• [Figure content listings]
============

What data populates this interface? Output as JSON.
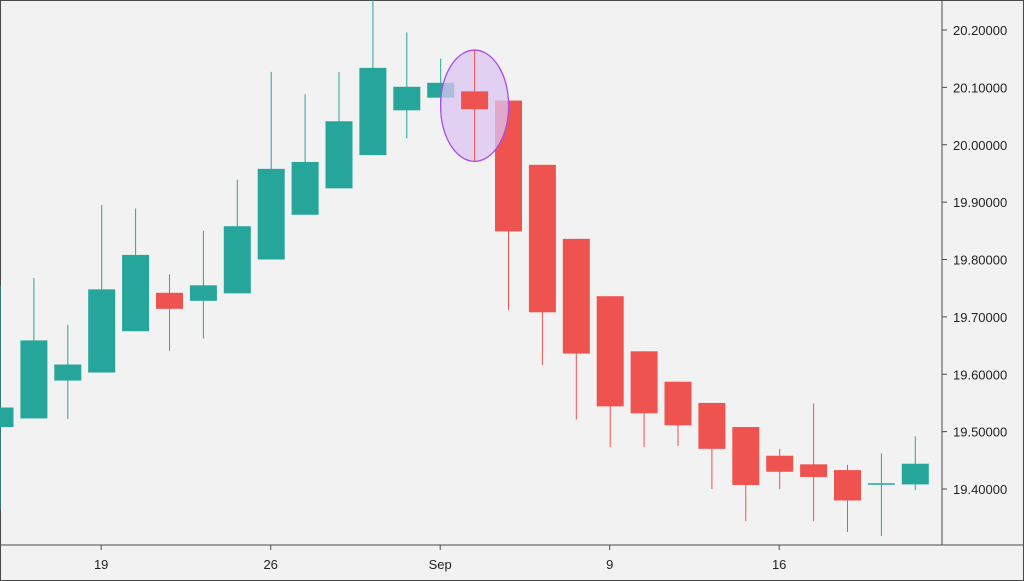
{
  "chart_data": {
    "type": "candlestick",
    "title": "",
    "xlabel": "",
    "ylabel": "",
    "ylim": [
      19.3,
      20.25
    ],
    "y_ticks": [
      "20.20000",
      "20.10000",
      "20.00000",
      "19.90000",
      "19.80000",
      "19.70000",
      "19.60000",
      "19.50000",
      "19.40000"
    ],
    "x_ticks": [
      {
        "label": "19",
        "index": 3
      },
      {
        "label": "26",
        "index": 8
      },
      {
        "label": "Sep",
        "index": 13
      },
      {
        "label": "9",
        "index": 18
      },
      {
        "label": "16",
        "index": 23
      }
    ],
    "grid": false,
    "colors": {
      "up": "#26a69a",
      "down": "#ef5350",
      "highlight_fill": "#dcc4f2",
      "highlight_stroke": "#a64dea"
    },
    "highlight": {
      "candle_index": 14,
      "shape": "ellipse"
    },
    "candles": [
      {
        "o": 19.508,
        "h": 19.755,
        "l": 19.364,
        "c": 19.542
      },
      {
        "o": 19.523,
        "h": 19.768,
        "l": 19.523,
        "c": 19.659
      },
      {
        "o": 19.589,
        "h": 19.686,
        "l": 19.522,
        "c": 19.617
      },
      {
        "o": 19.603,
        "h": 19.895,
        "l": 19.603,
        "c": 19.748
      },
      {
        "o": 19.675,
        "h": 19.889,
        "l": 19.675,
        "c": 19.808
      },
      {
        "o": 19.742,
        "h": 19.774,
        "l": 19.641,
        "c": 19.714
      },
      {
        "o": 19.728,
        "h": 19.85,
        "l": 19.662,
        "c": 19.755
      },
      {
        "o": 19.741,
        "h": 19.939,
        "l": 19.741,
        "c": 19.858
      },
      {
        "o": 19.8,
        "h": 20.127,
        "l": 19.8,
        "c": 19.958
      },
      {
        "o": 19.878,
        "h": 20.088,
        "l": 19.878,
        "c": 19.97
      },
      {
        "o": 19.924,
        "h": 20.127,
        "l": 19.924,
        "c": 20.041
      },
      {
        "o": 19.982,
        "h": 20.253,
        "l": 19.982,
        "c": 20.134
      },
      {
        "o": 20.06,
        "h": 20.196,
        "l": 20.011,
        "c": 20.101
      },
      {
        "o": 20.082,
        "h": 20.15,
        "l": 20.06,
        "c": 20.108
      },
      {
        "o": 20.093,
        "h": 20.165,
        "l": 19.971,
        "c": 20.062
      },
      {
        "o": 20.077,
        "h": 20.077,
        "l": 19.712,
        "c": 19.849
      },
      {
        "o": 19.965,
        "h": 19.965,
        "l": 19.616,
        "c": 19.708
      },
      {
        "o": 19.836,
        "h": 19.836,
        "l": 19.521,
        "c": 19.636
      },
      {
        "o": 19.736,
        "h": 19.736,
        "l": 19.473,
        "c": 19.544
      },
      {
        "o": 19.64,
        "h": 19.64,
        "l": 19.473,
        "c": 19.532
      },
      {
        "o": 19.587,
        "h": 19.587,
        "l": 19.475,
        "c": 19.511
      },
      {
        "o": 19.55,
        "h": 19.55,
        "l": 19.4,
        "c": 19.47
      },
      {
        "o": 19.508,
        "h": 19.508,
        "l": 19.344,
        "c": 19.407
      },
      {
        "o": 19.458,
        "h": 19.47,
        "l": 19.4,
        "c": 19.43
      },
      {
        "o": 19.443,
        "h": 19.549,
        "l": 19.344,
        "c": 19.421
      },
      {
        "o": 19.433,
        "h": 19.442,
        "l": 19.325,
        "c": 19.38
      },
      {
        "o": 19.408,
        "h": 19.462,
        "l": 19.318,
        "c": 19.41
      },
      {
        "o": 19.408,
        "h": 19.492,
        "l": 19.398,
        "c": 19.444
      }
    ]
  }
}
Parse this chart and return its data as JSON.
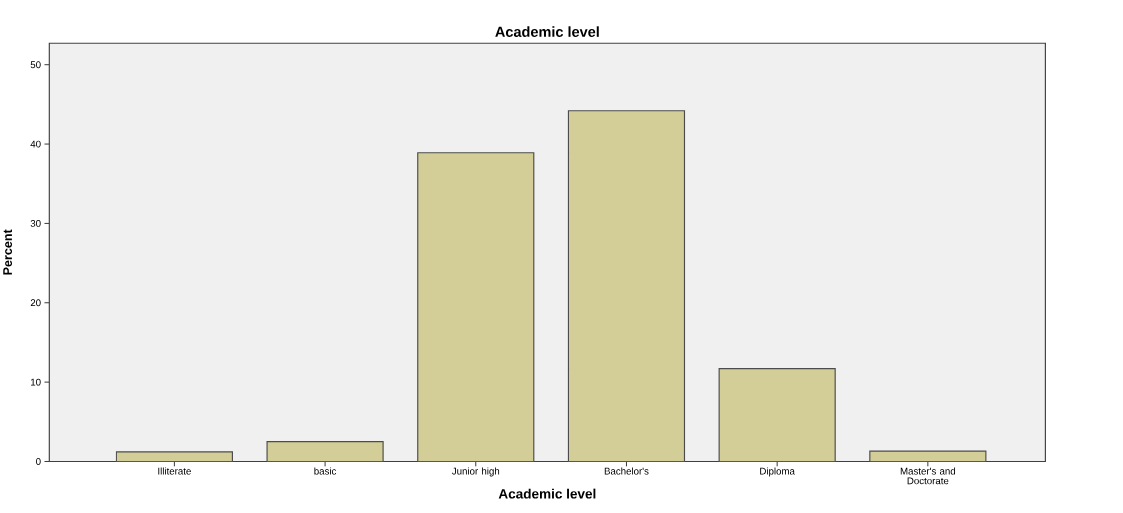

============

• [EXERCISE TASK]
Copy, from the material above, each line in which the string "JSON" occurs.

• [SOLUTION]
What data populates this interface? Output as JSON.
Parse this chart and return its data as JSON.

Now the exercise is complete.